- **Written request**: From the entries below, list each line with "JSON".

* begin Excerpted records *

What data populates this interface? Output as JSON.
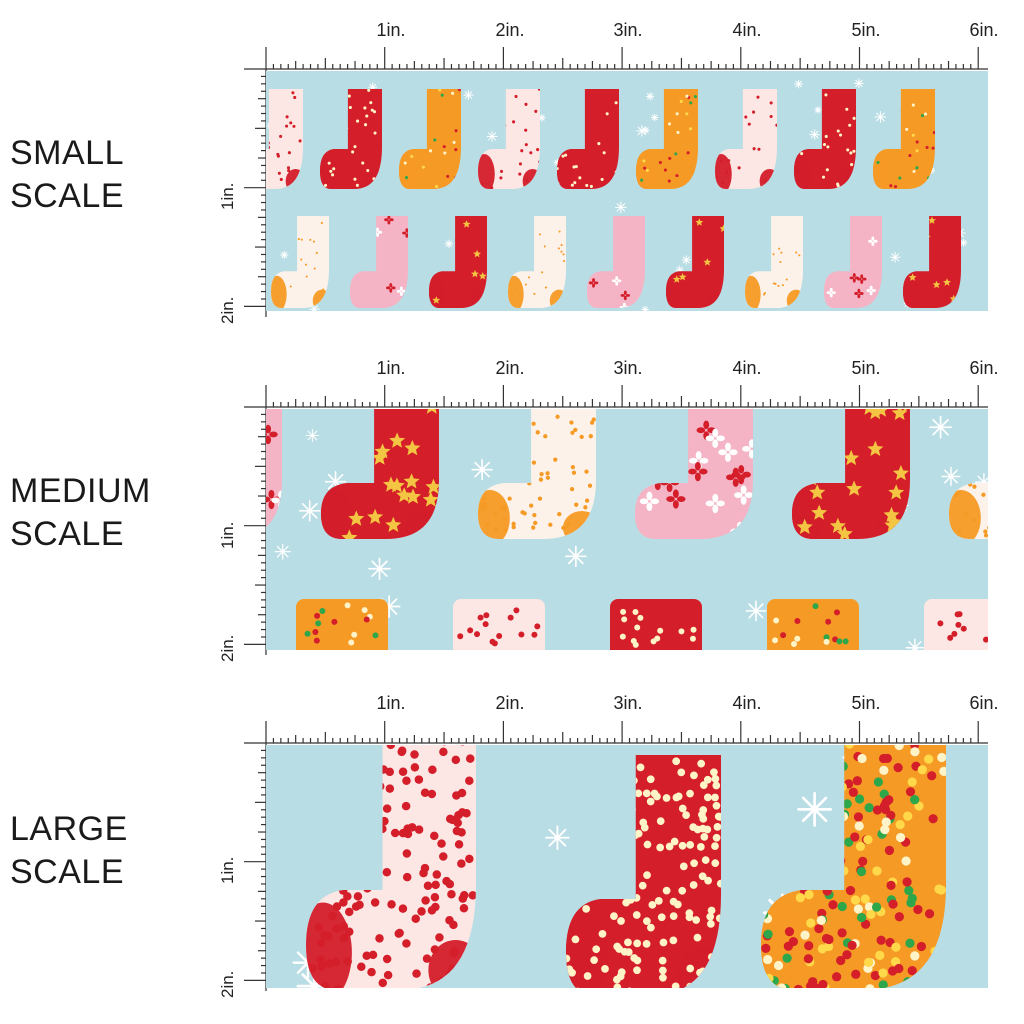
{
  "rows": [
    {
      "label_line1": "SMALL",
      "label_line2": "SCALE",
      "pattern": "small"
    },
    {
      "label_line1": "MEDIUM",
      "label_line2": "SCALE",
      "pattern": "medium"
    },
    {
      "label_line1": "LARGE",
      "label_line2": "SCALE",
      "pattern": "large"
    }
  ],
  "ruler": {
    "top_labels": [
      "1in.",
      "2in.",
      "3in.",
      "4in.",
      "5in.",
      "6in."
    ],
    "side_labels": [
      "1in.",
      "2in."
    ]
  },
  "colors": {
    "background": "#b9dde4",
    "red": "#d41e2a",
    "orange": "#f59a25",
    "pink": "#f4b4c6",
    "cream": "#fce7e4",
    "white": "#ffffff",
    "star": "#f4c542",
    "green": "#2ea64a"
  }
}
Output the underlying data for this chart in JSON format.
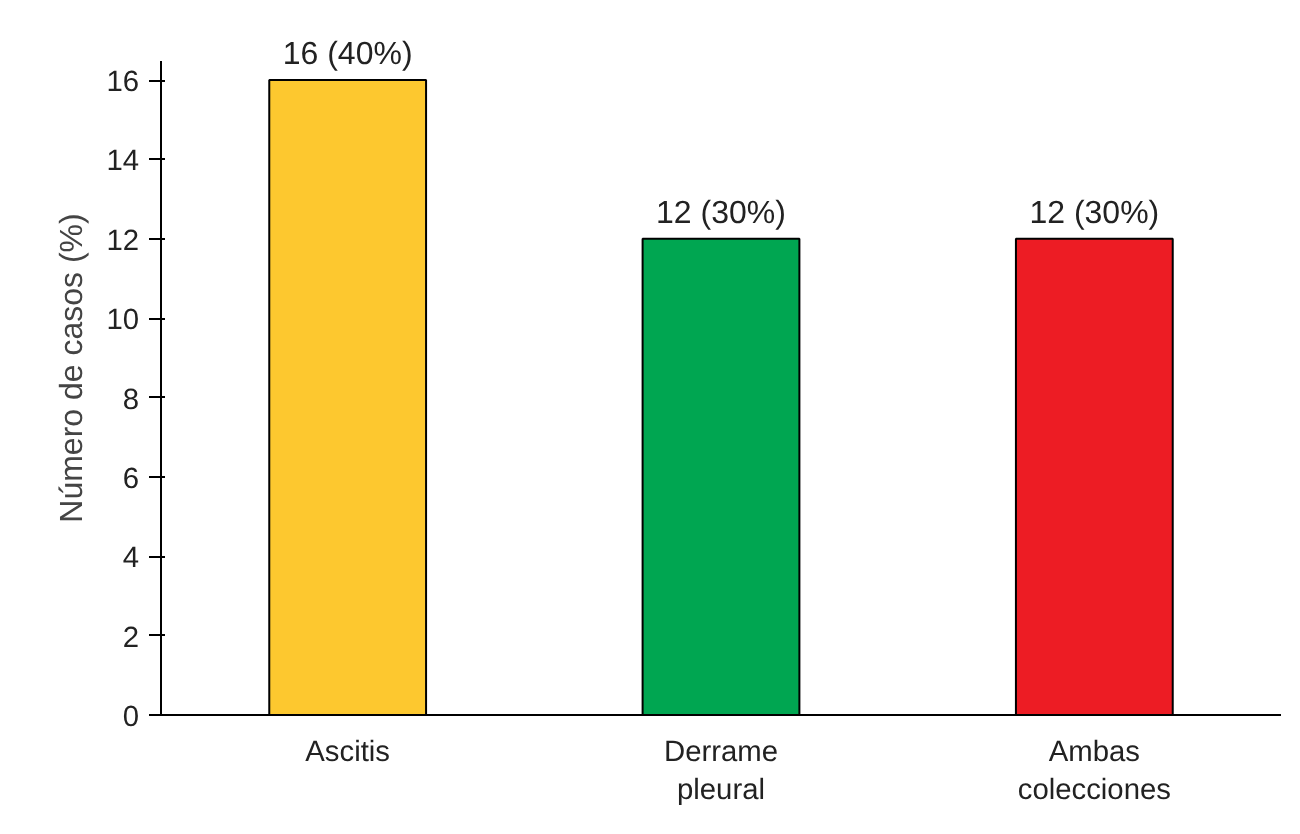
{
  "chart_data": {
    "type": "bar",
    "ylabel": "Número de casos (%)",
    "categories": [
      "Ascitis",
      "Derrame\npleural",
      "Ambas\ncolecciones"
    ],
    "values": [
      16,
      12,
      12
    ],
    "colors": [
      "#fdc82f",
      "#00a651",
      "#ed1c24"
    ],
    "value_labels": [
      "16 (40%)",
      "12 (30%)",
      "12 (30%)"
    ],
    "ylim": [
      0,
      16.5
    ],
    "yticks": [
      0,
      2,
      4,
      6,
      8,
      10,
      12,
      14,
      16
    ],
    "grid": false
  }
}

* end Excerpted records *

- **Response for this exercise**:
What data populates this interface? Output as JSON.
Output the underlying data for this chart in JSON format.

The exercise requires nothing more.